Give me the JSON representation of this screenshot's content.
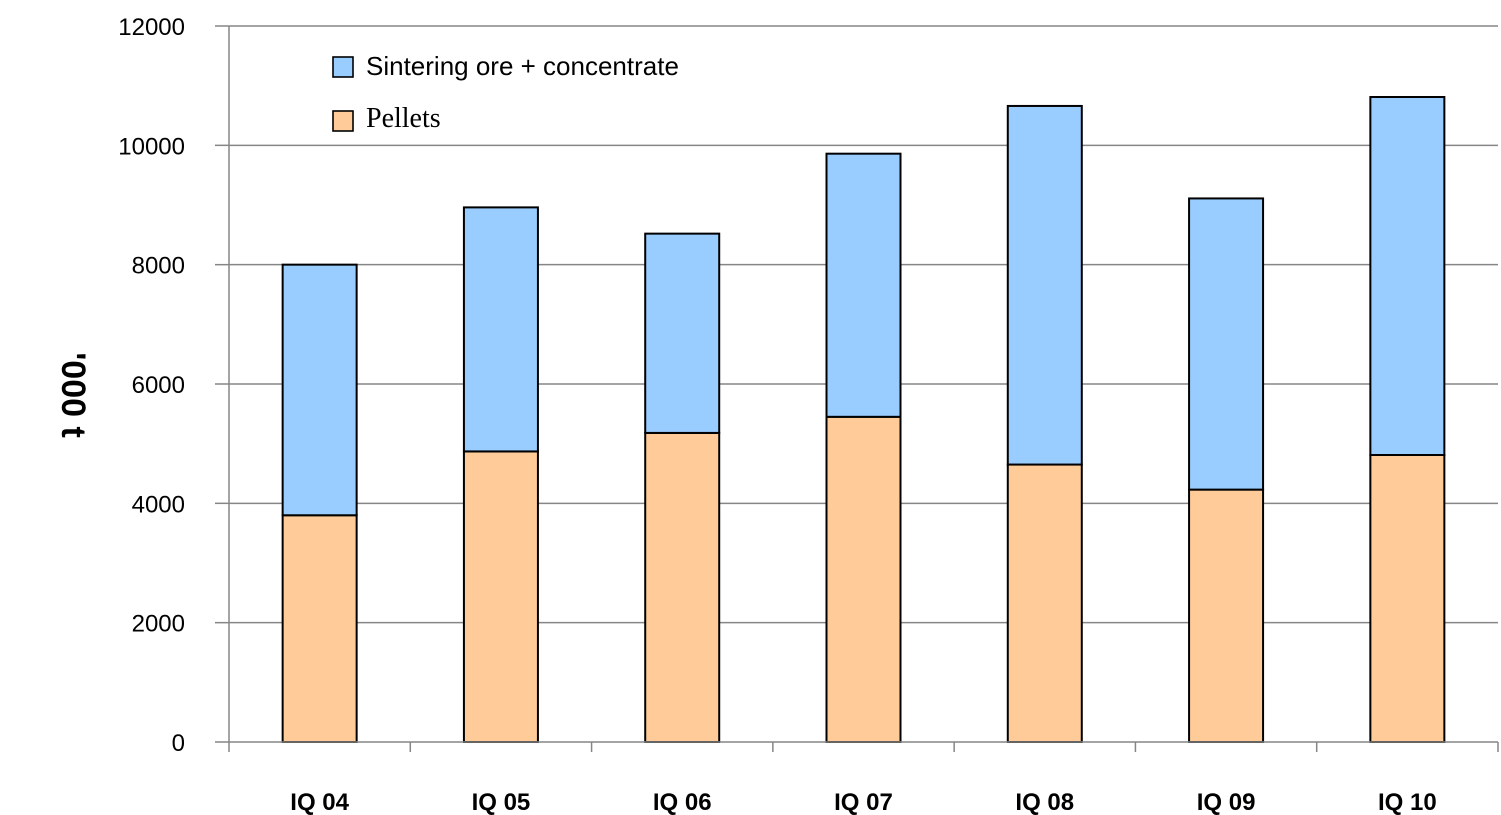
{
  "chart_data": {
    "type": "bar",
    "stacked": true,
    "title": "",
    "xlabel": "",
    "ylabel": "'000 t",
    "ylim": [
      0,
      12000
    ],
    "yticks": [
      0,
      2000,
      4000,
      6000,
      8000,
      10000,
      12000
    ],
    "grid": "horizontal",
    "legend": "top-left",
    "categories": [
      "IQ 04",
      "IQ 05",
      "IQ 06",
      "IQ 07",
      "IQ 08",
      "IQ 09",
      "IQ 10"
    ],
    "series": [
      {
        "name": "Pellets",
        "color": "#FFCC99",
        "values": [
          3800,
          4870,
          5180,
          5450,
          4650,
          4230,
          4810
        ]
      },
      {
        "name": "Sintering ore + concentrate",
        "color": "#99CCFF",
        "values": [
          4200,
          4090,
          3340,
          4410,
          6010,
          4880,
          6000
        ]
      }
    ],
    "legend_order": [
      "Sintering ore + concentrate",
      "Pellets"
    ]
  }
}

• _Stated exercise_
Send back the data above word for word, with the pictures left out.

• _Written solution_
Give me the JSON representation of this screenshot's content.
{
  "chart_data": {
    "type": "bar",
    "stacked": true,
    "title": "",
    "xlabel": "",
    "ylabel": "'000 t",
    "ylim": [
      0,
      12000
    ],
    "yticks": [
      0,
      2000,
      4000,
      6000,
      8000,
      10000,
      12000
    ],
    "grid": "horizontal",
    "legend": "top-left",
    "categories": [
      "IQ 04",
      "IQ 05",
      "IQ 06",
      "IQ 07",
      "IQ 08",
      "IQ 09",
      "IQ 10"
    ],
    "series": [
      {
        "name": "Pellets",
        "color": "#FFCC99",
        "values": [
          3800,
          4870,
          5180,
          5450,
          4650,
          4230,
          4810
        ]
      },
      {
        "name": "Sintering ore + concentrate",
        "color": "#99CCFF",
        "values": [
          4200,
          4090,
          3340,
          4410,
          6010,
          4880,
          6000
        ]
      }
    ],
    "legend_order": [
      "Sintering ore + concentrate",
      "Pellets"
    ]
  }
}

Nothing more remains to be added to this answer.